▸ REQUEST:
The listing below should be printed exactly, every line of it. Skip the pictures.

★ ★ ★ ★

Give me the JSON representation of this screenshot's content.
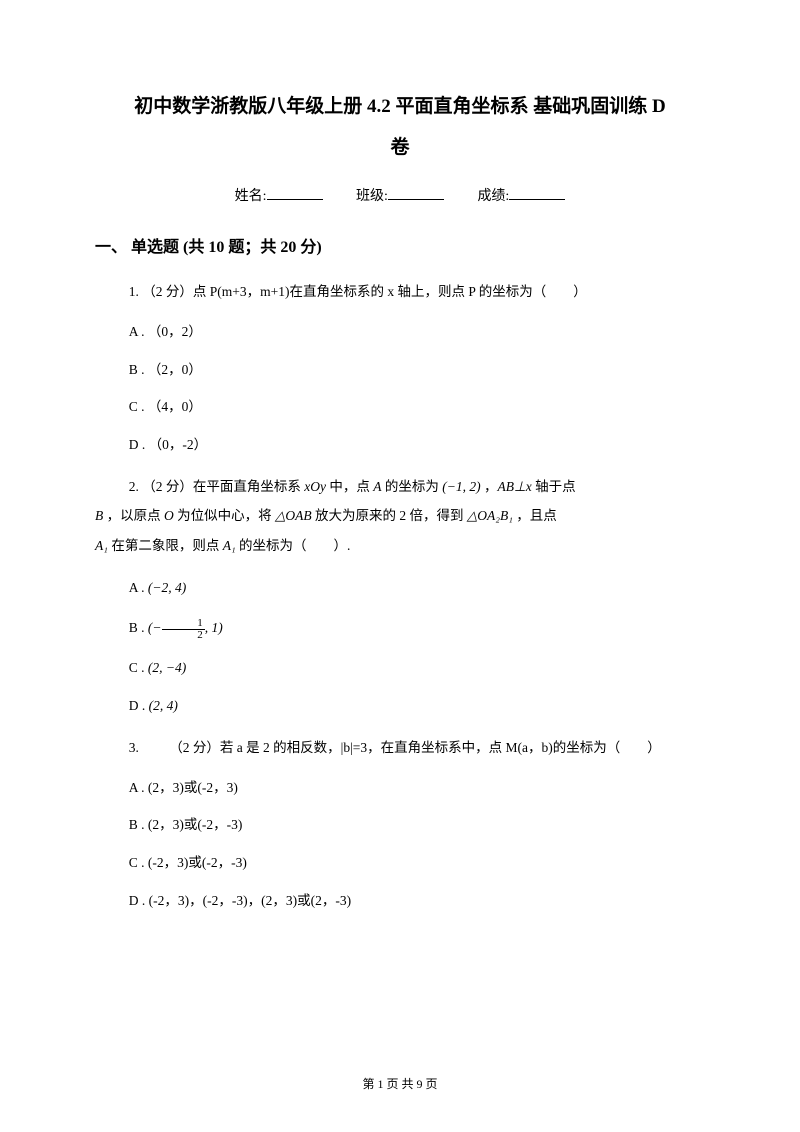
{
  "title": {
    "line1": "初中数学浙教版八年级上册 4.2 平面直角坐标系 基础巩固训练 D",
    "line2": "卷"
  },
  "info": {
    "name_label": "姓名:",
    "class_label": "班级:",
    "score_label": "成绩:"
  },
  "section1": {
    "title": "一、 单选题 (共 10 题；共 20 分)"
  },
  "q1": {
    "text": "1.  （2 分）点 P(m+3，m+1)在直角坐标系的 x 轴上，则点 P 的坐标为（  ）",
    "optA": "A .  （0，2）",
    "optB": "B .  （2，0）",
    "optC": "C .  （4，0）",
    "optD": "D .  （0，-2）"
  },
  "q2": {
    "part1": "2.  （2 分）在平面直角坐标系 ",
    "xoy": "xOy",
    "part2": " 中，点 ",
    "A": "A",
    "part3": " 的坐标为 ",
    "coord1": "(−1, 2)",
    "part4": " ，",
    "ABperp": "AB⊥x",
    "part5": " 轴于点",
    "B": "B",
    "part6": "  ，以原点 ",
    "O": "O",
    "part7": "  为位似中心，将  ",
    "OAB": "△OAB",
    "part8": "  放大为原来的  2  倍，得到  ",
    "OA2B1": "△OA₂B₁",
    "part9": "  ，且点",
    "A1_1": "A₁",
    "part10": " 在第二象限，则点 ",
    "A1_2": "A₁",
    "part11": " 的坐标为（  ）.",
    "optA_pre": "A .  ",
    "optA_val": "(−2, 4)",
    "optB_pre": "B .  ",
    "optB_val_l": "(−",
    "optB_val_r": ", 1)",
    "optC_pre": "C .  ",
    "optC_val": "(2, −4)",
    "optD_pre": "D .  ",
    "optD_val": "(2, 4)"
  },
  "q3": {
    "text": "3.   （2 分）若 a 是 2 的相反数，|b|=3，在直角坐标系中，点 M(a，b)的坐标为（  ）",
    "optA": "A .  (2，3)或(-2，3)",
    "optB": "B .  (2，3)或(-2，-3)",
    "optC": "C .  (-2，3)或(-2，-3)",
    "optD": "D .  (-2，3)，(-2，-3)，(2，3)或(2，-3)"
  },
  "footer": {
    "text": "第 1 页 共 9 页"
  }
}
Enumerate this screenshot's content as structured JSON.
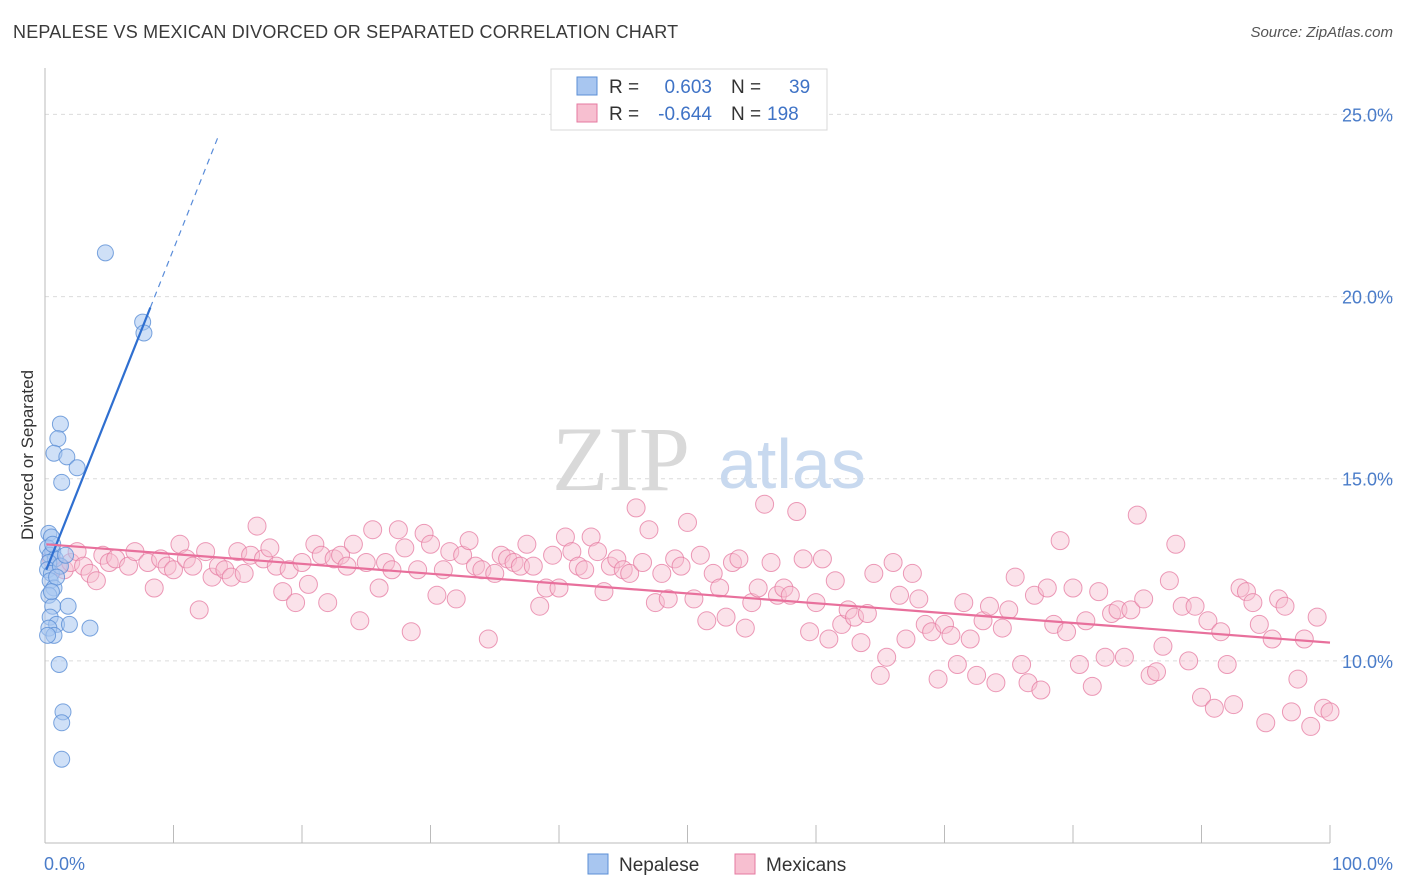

★ ★ ★ ★

▸ RESPONSE:
Give me the JSON representation of this screenshot's content.
{
  "title": {
    "line1": "初中数学浙教版八年级上册 4.2 平面直角坐标系 基础巩固训练 D",
    "line2": "卷"
  },
  "info": {
    "name_label": "姓名:",
    "class_label": "班级:",
    "score_label": "成绩:"
  },
  "section1": {
    "title": "一、 单选题 (共 10 题；共 20 分)"
  },
  "q1": {
    "text": "1.  （2 分）点 P(m+3，m+1)在直角坐标系的 x 轴上，则点 P 的坐标为（  ）",
    "optA": "A .  （0，2）",
    "optB": "B .  （2，0）",
    "optC": "C .  （4，0）",
    "optD": "D .  （0，-2）"
  },
  "q2": {
    "part1": "2.  （2 分）在平面直角坐标系 ",
    "xoy": "xOy",
    "part2": " 中，点 ",
    "A": "A",
    "part3": " 的坐标为 ",
    "coord1": "(−1, 2)",
    "part4": " ，",
    "ABperp": "AB⊥x",
    "part5": " 轴于点",
    "B": "B",
    "part6": "  ，以原点 ",
    "O": "O",
    "part7": "  为位似中心，将  ",
    "OAB": "△OAB",
    "part8": "  放大为原来的  2  倍，得到  ",
    "OA2B1": "△OA₂B₁",
    "part9": "  ，且点",
    "A1_1": "A₁",
    "part10": " 在第二象限，则点 ",
    "A1_2": "A₁",
    "part11": " 的坐标为（  ）.",
    "optA_pre": "A .  ",
    "optA_val": "(−2, 4)",
    "optB_pre": "B .  ",
    "optB_val_l": "(−",
    "optB_val_r": ", 1)",
    "optC_pre": "C .  ",
    "optC_val": "(2, −4)",
    "optD_pre": "D .  ",
    "optD_val": "(2, 4)"
  },
  "q3": {
    "text": "3.   （2 分）若 a 是 2 的相反数，|b|=3，在直角坐标系中，点 M(a，b)的坐标为（  ）",
    "optA": "A .  (2，3)或(-2，3)",
    "optB": "B .  (2，3)或(-2，-3)",
    "optC": "C .  (-2，3)或(-2，-3)",
    "optD": "D .  (-2，3)，(-2，-3)，(2，3)或(2，-3)"
  },
  "footer": {
    "text": "第 1 页 共 9 页"
  }
}
Enumerate this screenshot's content as structured JSON.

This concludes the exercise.